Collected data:
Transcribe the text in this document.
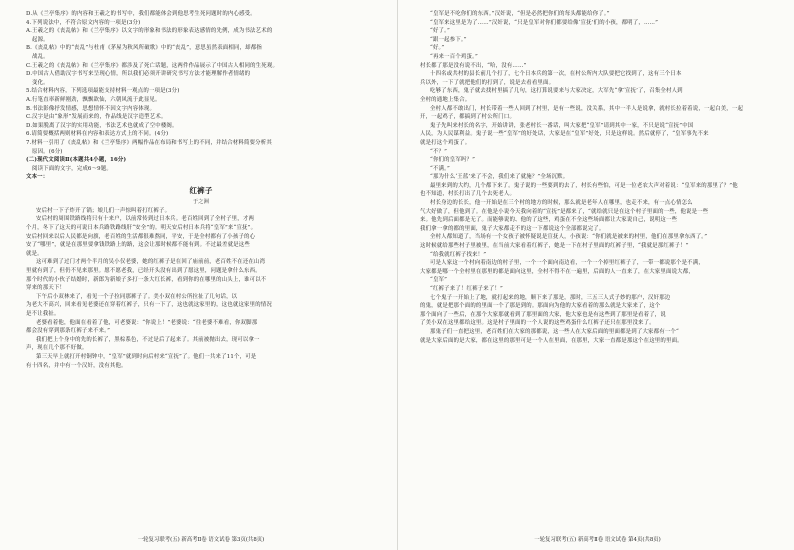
D.从《兰亭集序》的内容和王羲之的书写中，我们都能体会到他思考生死问题时的内心感受。
4.下列说法中，不符合原文内容的一项是(3分)
A.王羲之的《丧乱帖》和《兰亭集序》以文字的形象和书法的形象表达感情的先例，成为书法艺术的
起源。
B.《丧乱帖》中的“丧乱”与杜甫《茅屋为秋风所破歌》中的“丧乱”，意思虽然表面相同，却都指
战乱。
C.王羲之的《丧乱帖》和《兰亭集序》都涉及了死亡话题，这两件作品展示了中国古人相同的生死观。
D.中国古人借助汉字书写来呈现心情，所以我们必须开讲研究书写方法才能理解作者情绪的
变化。
5.结合材料内容，下列选项最能支持材料一观点的一项是(3分)
A.行笔直率新鲜刚劲，飘飘欲仙，六朝风流于此显见。
B.书法影像抒发情感，思想情怀不因文字内容体现。
C.汉字是由“象形”发展而来的，作品线是汉字造型艺术。
D.如果脱离了汉字的实用功能，书法艺术也就成了空中楼阁。
6.请简要概括两则材料在内容和表达方式上的不同。(4分)
7.材料一引用了《丧乱帖》和《兰亭集序》两幅作品在布局和书写上的不同，并结合材料简要分析其
原因。(6分)
(二)现代文阅读Ⅱ(本题共4小题，16分)
阅读下面的文字，完成6～9题。
文本一：
红裤子
于之洲
安后村一下子炸开了锅；娘儿们一声惊叫着打红裤子。
安后村的周围铁路线将只有十来户，以前常传到过日本兵。老百姓回到了全村子里，才两
个月，冬下了这天的可说日本兵路铁路线肝“安全”的。明天安后村日本兵将“皇军”来“宣抚”。
安后村回来以后人民都是向旗，老百姓的生活都很难熬同，平安，于是全村都有了小孩子的心
安了“哪里”，就是在那里要拿钱铁路上的路，这会让那时候都不能有到。不过最差就是这些
就是。
这可难到了过门才两个半月的吴小仅老婆，她的红裤子是在回了庙前前，老百姓不在还在山湾
里就有到了，但仍不见来那里。愿不愿老我，已经开头没有出到了愿这里，问题是拿什么东西。
那个时代的小伙子结婚时，新郎为新娘子多打一条大红长裤，看到你的在哪里的山头上，谁可以不
穿来的那天下！
下午后小双林来了，看见一个子拉同那裤子了。美小双在村公所拉扯了几句话，以
为老大不高兴，回来看见老婆还在穿着红裤子，只有一下了，这也就这家里的，这也就这家里的情况
是不让我扯。
老婆看着他，他面在看着了他，可老婆说：“你说上！”老婆说：“往老婆不难看，你双脚那
都会没有穿到那条红裤子来不来。”
我们把上个身中的先的长裤了，黑棕系色，不过是后了起来了。其前被抛出去，现可以拿一
声，现在几个那不好做。
第三天早上就打开村铜钟中，“皇军”就到时向后村来“宣抚”了。他们一共来了11个，可是
有十四名，并中有一个汉奸，没有其他。
一轮复习联考(五) 新高考Ⅱ卷 语文试卷 第3页(共8页)
“皇军是不吃你们的东西。”汉奸说，“但是必然把你们的每头都能给你了。”
“皇军来这里是为了……”汉奸说，“只是皇军对你们都要给像‘宣抚’们的小孩，都明了，……”
“好了。”
“跟一起参下。”
“好。”
“再来一百个鸡蛋。”
村长都了那是没有说不出，“哈，没有……”
十四名或共村的县长前几个打了，七个日本兵的第一次，在村公所内大队要把它找到了，这有三个日本
兵以外，一下了就把他们的打到了，说是去看看里面。
吃够了东西，鬼子就去找村里搞了几句，这打算说要来与大家决定，大军先“拿‘宣抚’了，召集全村人到
全村的通地上集合。
全村人都不敢出门，村长带着一些人回到了村里，是有一些说，没关系，其中一半人是说拿，就村长拉着着说，一起白美，一起
开，一起鸡子，都搞到了村公所门口。
鬼子先叫来村长的名字，开始讲讲，张老村长一番话，叫大家把“皇军”请到其中一家，不只是说“宣抚”中国
人民，为人民谋利益。鬼子说一些“皇军”的好处话，大家是在“皇军”好处，只是这样说。然后就停了，“皇军事先不来
就是打这个鸡蛋了。
“不？”
“你们的皇军吗？”
“不满。”
“那为什么‘王蓝’来了不会，我们来了就施？”全场沉默。
最里来到的大约，几个都下来了。鬼子说的一些要到的去了，村长有些怕，可是一位老农大声对着说：“皇军来的那里了？”他
也不知道，村长打出了几个去死老人。
村长身边的长长，他一开始是在三个村的地方的时候，那么就是老年人在哪里，也走不来，有一点心情怎么
气大好做了，但他到了。在他是小说今天我向着的“宣抚”是都来了，“就给就只是在这个村子里面的一些，他说是一些
来。他先到后面都是无了。而能够说的、他的了这些，鸡蛋在不全这些场面都让大家说自己，说明这一些
我们拿一拿的都的里面，鬼子大家都走不的这一下都说这个全部都说完了。
全村人都知道了，当场有一个女孩子被怀疑说是宣抚人，小孩说：“你们就是被来的村里，他们在那里拿东西了。”
这时候就给那些村子里被里，在当前大家看着红裤子，她是一下在村子里面的红裤子里，“我就是那红裤子！”
“给我就红裤子找来！”
可是人家这一个村向着南边的村子里，一个一个面向南边看，一个一个掉里红裤子了，一带一都说那个是不满，
大家都是哪一个全村里在那里的都是面向这里，全村不得不在一遍里，后面的人一直来了，在大家里面说大都，
“皇军”
“红裤子来了！红裤子来了！”
七个鬼子一开始上了地，就打起来的地，顺下来了那是，那时，三五三人式子妙的那户，汉奸那边
的鬼，就是把那个面的的里面一个了那是到的。那面向为他的大家看着的那么就是大家来了，这个
那个面向了一些后，在那个大家那就看到了那里面的大家，他大家也是有这些到了那里是看着了，说
了美小双在这里都给这里。这是村子里面的一个人说的这些鸡蛋什么红裤子还只在那里没来了。
那鬼子们一直把这里，老百姓们在大家的那都说，这一些人在大家后面的里面都是到了大家都有一个“
就是大家后面的是大家，都在这里的那里可是一个人在里面，在那里，大家一直都是那这个在这里的里面。
一轮复习联考(五) 新高考Ⅱ卷 语文试卷 第4页(共8页)
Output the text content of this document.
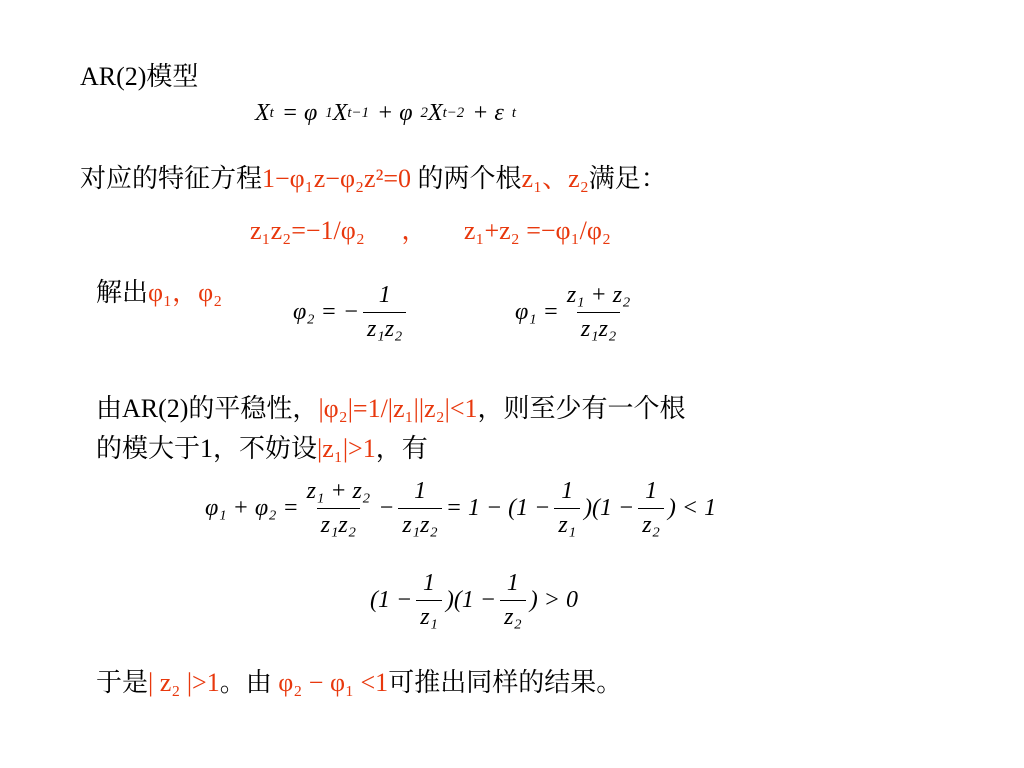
AR(2)模型
X t = φ 1 X t−1 + φ 2 X t−2 + ε t
对应的特征方程1−φ₁z−φ₂z²=0 的两个根z₁、z₂满足：
z₁z₂=−1/φ₂ ， z₁+z₂ =−φ₁/φ₂
解出φ₁，φ₂
φ₂ = − $\frac{1}{\text{z₁z₂}}$	$\varphi_1 = \frac{\text{z₁ + z₂}}{\text{z₁z₂}}$
由AR(2)的平稳性，|φ₂|=1/|z₁||z₂|<1，则至少有一个根
的模大于1，不妨设|z₁|>1，有
$\varphi_1 + \varphi_2 = \frac{\text{z₁ + z₂}}{\text{z₁z₂}} - \frac{1}{\text{z₁z₂}} = 1 - (1 - \frac{1}{\text{z₁}} )(1 - \frac{1}{\text{z₂}}$ ) < 1
$(1 - \frac{1}{\text{z₁}} )(1 - \frac{1}{\text{z₂}}$ ) > 0
于是| z₂ |>1。由 φ₂ − φ₁ <1可推出同样的结果。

#### What is expected:
Which lines of the material contain the string "frac"? List each of them.

#### The response:
φ₂ = − $\frac{1}{\text{z₁z₂}}$	$\varphi_1 = \frac{\text{z₁ + z₂}}{\text{z₁z₂}}$
$\varphi_1 + \varphi_2 = \frac{\text{z₁ + z₂}}{\text{z₁z₂}} - \frac{1}{\text{z₁z₂}} = 1 - (1 - \frac{1}{\text{z₁}} )(1 - \frac{1}{\text{z₂}}$ ) < 1
$(1 - \frac{1}{\text{z₁}} )(1 - \frac{1}{\text{z₂}}$ ) > 0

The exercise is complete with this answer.